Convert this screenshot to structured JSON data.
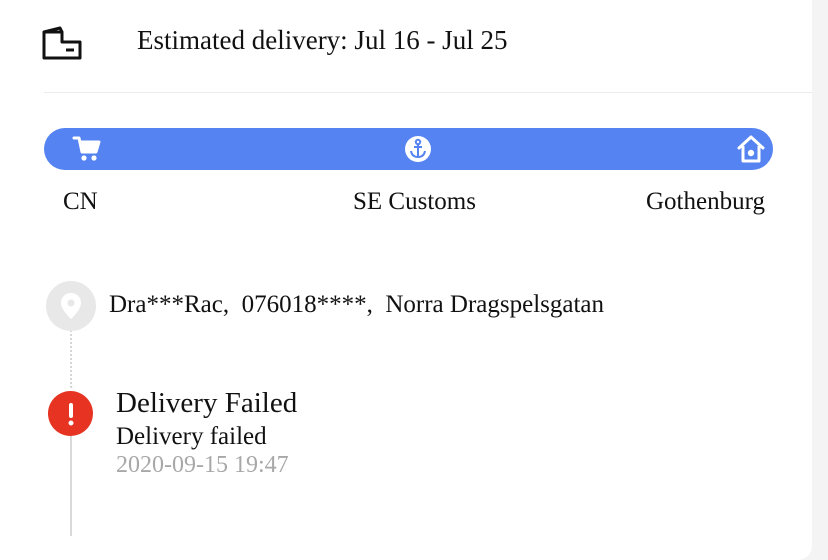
{
  "header": {
    "icon": "delivery-truck-icon",
    "estimated_delivery": "Estimated delivery: Jul 16 - Jul 25"
  },
  "progress": {
    "color": "#5583f2",
    "stages": [
      {
        "icon": "cart-icon",
        "label": "CN"
      },
      {
        "icon": "anchor-icon",
        "label": "SE Customs"
      },
      {
        "icon": "home-icon",
        "label": "Gothenburg"
      }
    ]
  },
  "address": {
    "icon": "location-pin-icon",
    "text": "Dra***Rac,  076018****,  Norra Dragspelsgatan"
  },
  "events": [
    {
      "icon": "alert-icon",
      "status_color": "#e63322",
      "title": "Delivery Failed",
      "description": "Delivery failed",
      "time": "2020-09-15 19:47"
    }
  ]
}
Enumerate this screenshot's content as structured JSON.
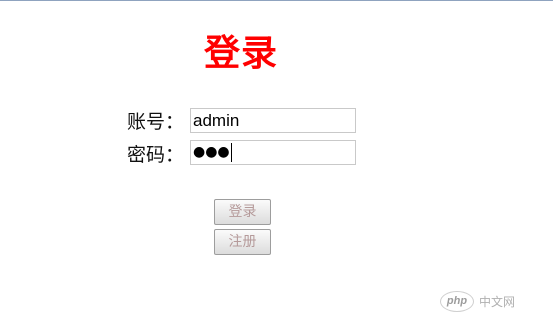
{
  "title": "登录",
  "form": {
    "account_label": "账号：",
    "account_value": "admin",
    "password_label": "密码：",
    "password_masked": "●●●"
  },
  "buttons": {
    "login_label": "登录",
    "register_label": "注册"
  },
  "watermark": {
    "logo_text": "php",
    "site_text": "中文网"
  },
  "colors": {
    "title": "#ff0000",
    "button_text": "#b59a9a"
  }
}
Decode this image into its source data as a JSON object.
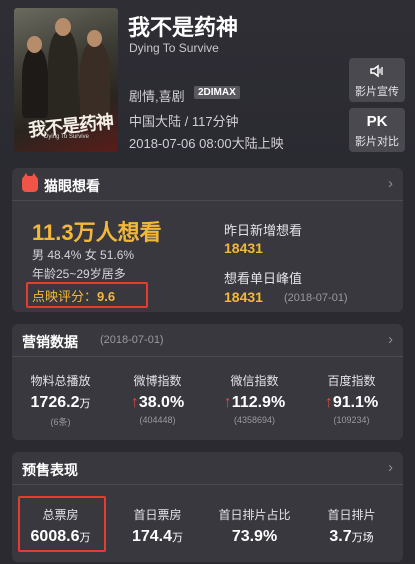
{
  "movie": {
    "title": "我不是药神",
    "english_title": "Dying To Survive",
    "genre": "剧情,喜剧",
    "format_badge": "2DIMAX",
    "country_duration": "中国大陆 / 117分钟",
    "release": "2018-07-06 08:00大陆上映",
    "poster_title": "我不是药神",
    "poster_subtitle": "Dying To Survive"
  },
  "actions": [
    {
      "icon": "speaker-icon",
      "glyph": "◁⦚",
      "label": "影片宣传"
    },
    {
      "icon": "pk-icon",
      "glyph": "PK",
      "label": "影片对比"
    }
  ],
  "maoyan": {
    "title": "猫眼想看",
    "want_count": "11.3万人想看",
    "gender": "男 48.4% 女 51.6%",
    "age": "年龄25~29岁居多",
    "score_label": "点映评分：",
    "score_value": "9.6",
    "yesterday_label": "昨日新增想看",
    "yesterday_value": "18431",
    "peak_label": "想看单日峰值",
    "peak_value": "18431",
    "peak_date": "(2018-07-01)"
  },
  "marketing": {
    "title": "营销数据",
    "date": "(2018-07-01)",
    "stats": [
      {
        "label": "物料总播放",
        "value": "1726.2",
        "unit": "万",
        "arrow": "",
        "sub": "(6条)"
      },
      {
        "label": "微博指数",
        "value": "38.0%",
        "unit": "",
        "arrow": "↑",
        "sub": "(404448)"
      },
      {
        "label": "微信指数",
        "value": "112.9%",
        "unit": "",
        "arrow": "↑",
        "sub": "(4358694)"
      },
      {
        "label": "百度指数",
        "value": "91.1%",
        "unit": "",
        "arrow": "↑",
        "sub": "(109234)"
      }
    ]
  },
  "presale": {
    "title": "预售表现",
    "stats": [
      {
        "label": "总票房",
        "value": "6008.6",
        "unit": "万"
      },
      {
        "label": "首日票房",
        "value": "174.4",
        "unit": "万"
      },
      {
        "label": "首日排片占比",
        "value": "73.9%",
        "unit": ""
      },
      {
        "label": "首日排片",
        "value": "3.7",
        "unit": "万场"
      }
    ]
  },
  "colors": {
    "accent": "#f3b83a",
    "highlight": "#e63c2f",
    "arrow": "#e8463a"
  }
}
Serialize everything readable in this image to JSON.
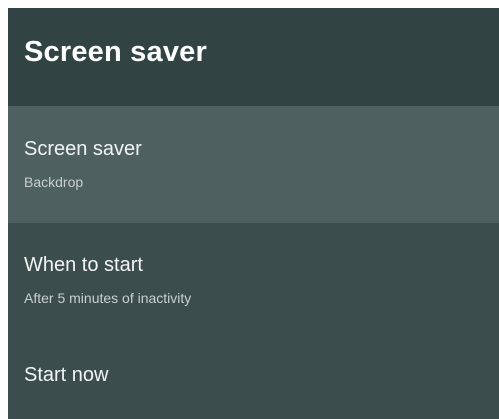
{
  "header": {
    "title": "Screen saver"
  },
  "settings": {
    "items": [
      {
        "title": "Screen saver",
        "summary": "Backdrop"
      },
      {
        "title": "When to start",
        "summary": "After 5 minutes of inactivity"
      },
      {
        "title": "Start now"
      }
    ]
  },
  "colors": {
    "header_bg": "#314343",
    "list_bg": "#3c4d4d",
    "focused_bg": "#4e6060",
    "title_text": "#f2f4f4",
    "summary_text": "#c8d0d0"
  }
}
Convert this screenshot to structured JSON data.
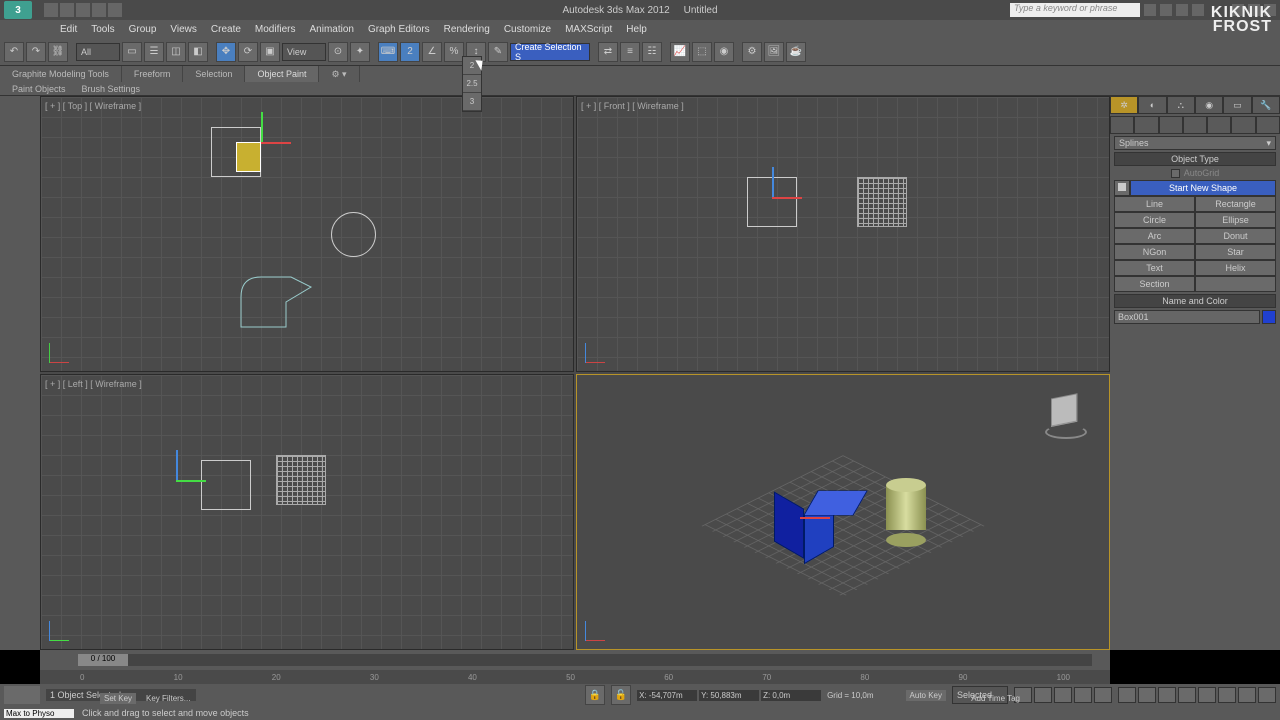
{
  "app": {
    "title": "Autodesk 3ds Max 2012",
    "doc": "Untitled",
    "search_placeholder": "Type a keyword or phrase"
  },
  "watermark": {
    "line1": "KIKNIK",
    "line2": "FROST"
  },
  "menu": [
    "Edit",
    "Tools",
    "Group",
    "Views",
    "Create",
    "Modifiers",
    "Animation",
    "Graph Editors",
    "Rendering",
    "Customize",
    "MAXScript",
    "Help"
  ],
  "toolbar": {
    "filter": "All",
    "refcoord": "View",
    "named_sel": "Create Selection S"
  },
  "ribbon": {
    "tabs": [
      "Graphite Modeling Tools",
      "Freeform",
      "Selection",
      "Object Paint"
    ],
    "active": 3,
    "sub": [
      "Paint Objects",
      "Brush Settings"
    ]
  },
  "snap_menu": [
    "2",
    "2.5",
    "3"
  ],
  "viewports": {
    "tl": "[ + ] [ Top ] [ Wireframe ]",
    "tr": "[ + ] [ Front ] [ Wireframe ]",
    "bl": "[ + ] [ Left ] [ Wireframe ]",
    "br": ""
  },
  "panel": {
    "category": "Splines",
    "rollout_objtype": "Object Type",
    "autogrid": "AutoGrid",
    "start_new": "Start New Shape",
    "buttons": [
      [
        "Line",
        "Rectangle"
      ],
      [
        "Circle",
        "Ellipse"
      ],
      [
        "Arc",
        "Donut"
      ],
      [
        "NGon",
        "Star"
      ],
      [
        "Text",
        "Helix"
      ],
      [
        "Section",
        ""
      ]
    ],
    "rollout_name": "Name and Color",
    "obj_name": "Box001"
  },
  "time": {
    "handle": "0 / 100",
    "ticks": [
      "0",
      "10",
      "20",
      "30",
      "40",
      "50",
      "60",
      "70",
      "80",
      "90",
      "100"
    ]
  },
  "status": {
    "selected": "1 Object Selected",
    "x": "-54,707m",
    "y": "50,883m",
    "z": "0,0m",
    "grid": "Grid = 10,0m",
    "autokey": "Auto Key",
    "setkey": "Set Key",
    "keyfilters": "Key Filters...",
    "selected_mode": "Selected",
    "addtag": "Add Time Tag"
  },
  "prompt": {
    "script": "Max to Physo",
    "msg": "Click and drag to select and move objects"
  }
}
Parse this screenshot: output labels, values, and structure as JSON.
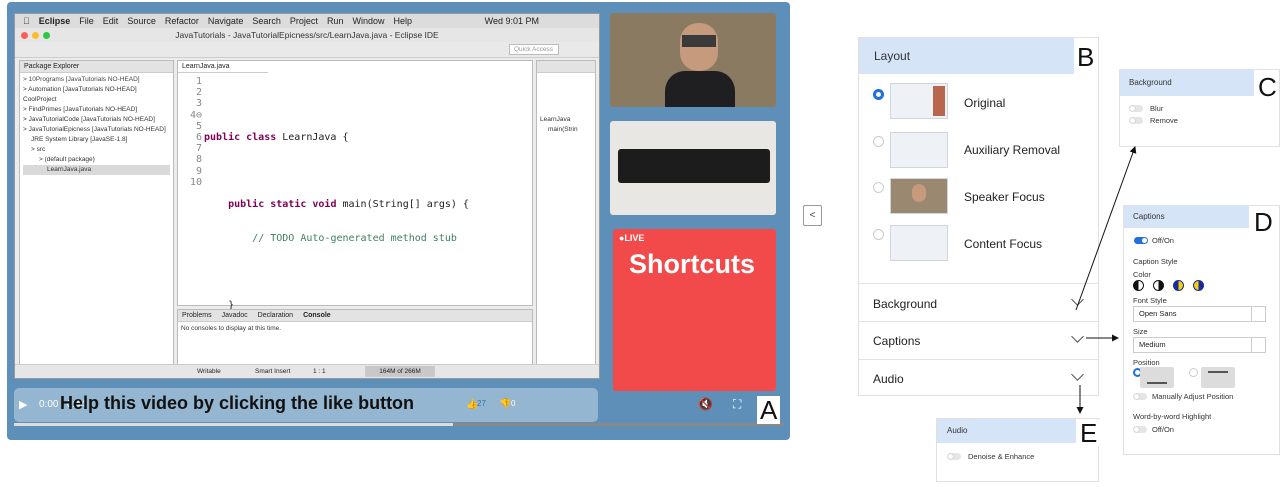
{
  "player": {
    "time": "0:00 / 0:44",
    "caption_text": "Help this video by clicking the like button",
    "like_count": "27",
    "dislike_count": "0",
    "progress": 0.57,
    "label": "A"
  },
  "ide": {
    "menu": [
      "Eclipse",
      "File",
      "Edit",
      "Source",
      "Refactor",
      "Navigate",
      "Search",
      "Project",
      "Run",
      "Window",
      "Help"
    ],
    "clock": "Wed 9:01 PM",
    "window_title": "JavaTutorials - JavaTutorialEpicness/src/LearnJava.java - Eclipse IDE",
    "quick_access": "Quick Access",
    "package_explorer_title": "Package Explorer",
    "tree": [
      "> 10Programs [JavaTutorials NO-HEAD]",
      "> Automation [JavaTutorials NO-HEAD]",
      "CoolProject",
      "> FindPrimes [JavaTutorials NO-HEAD]",
      "> JavaTutorialCode [JavaTutorials NO-HEAD]",
      "> JavaTutorialEpicness [JavaTutorials NO-HEAD]",
      "JRE System Library [JavaSE-1.8]",
      "> src",
      "> (default package)",
      "LearnJava.java"
    ],
    "editor_tab": "LearnJava.java",
    "line_numbers": [
      "1",
      "2",
      "3",
      "4⊖",
      "5",
      "6",
      "7",
      "8",
      "9",
      "10"
    ],
    "code": {
      "l2_kw": "public class",
      "l2_rest": " LearnJava {",
      "l4_kw": "public static void",
      "l4_rest": " main(String[] args) {",
      "l5": "// TODO Auto-generated method stub",
      "l7": "}",
      "l9": "}"
    },
    "outline_items": [
      "LearnJava",
      "main(Strin"
    ],
    "console_tabs": [
      "Problems",
      "Javadoc",
      "Declaration",
      "Console"
    ],
    "console_msg": "No consoles to display at this time.",
    "status": [
      "Writable",
      "Smart Insert",
      "1 : 1"
    ],
    "heap": "164M of 266M"
  },
  "live_card": {
    "badge": "●LIVE",
    "title": "Shortcuts"
  },
  "collapse_button": "<",
  "layout_panel": {
    "label": "B",
    "header": "Layout",
    "options": [
      "Original",
      "Auxiliary Removal",
      "Speaker Focus",
      "Content Focus"
    ],
    "selected_index": 0,
    "sections": [
      "Background",
      "Captions",
      "Audio"
    ]
  },
  "background_panel": {
    "label": "C",
    "header": "Background",
    "toggles": [
      "Blur",
      "Remove"
    ]
  },
  "captions_panel": {
    "label": "D",
    "header": "Captions",
    "on_off": "Off/On",
    "caption_style": "Caption Style",
    "color": "Color",
    "font_style": "Font Style",
    "font_value": "Open Sans",
    "size": "Size",
    "size_value": "Medium",
    "position": "Position",
    "manual": "Manually Adjust Position",
    "wbw": "Word-by-word Highlight",
    "wbw_toggle": "Off/On"
  },
  "audio_panel": {
    "label": "E",
    "header": "Audio",
    "toggle": "Denoise & Enhance"
  },
  "colors": {
    "accent": "#1f6fe0",
    "panel_header": "#d6e4f8",
    "live_red": "#f24a4a",
    "player_bg": "#5d8fb8"
  }
}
-----
Find each line with the string "Selection" and copy it out.

Exercise result.
    "named_sel": "Create Selection S"
      "Selection",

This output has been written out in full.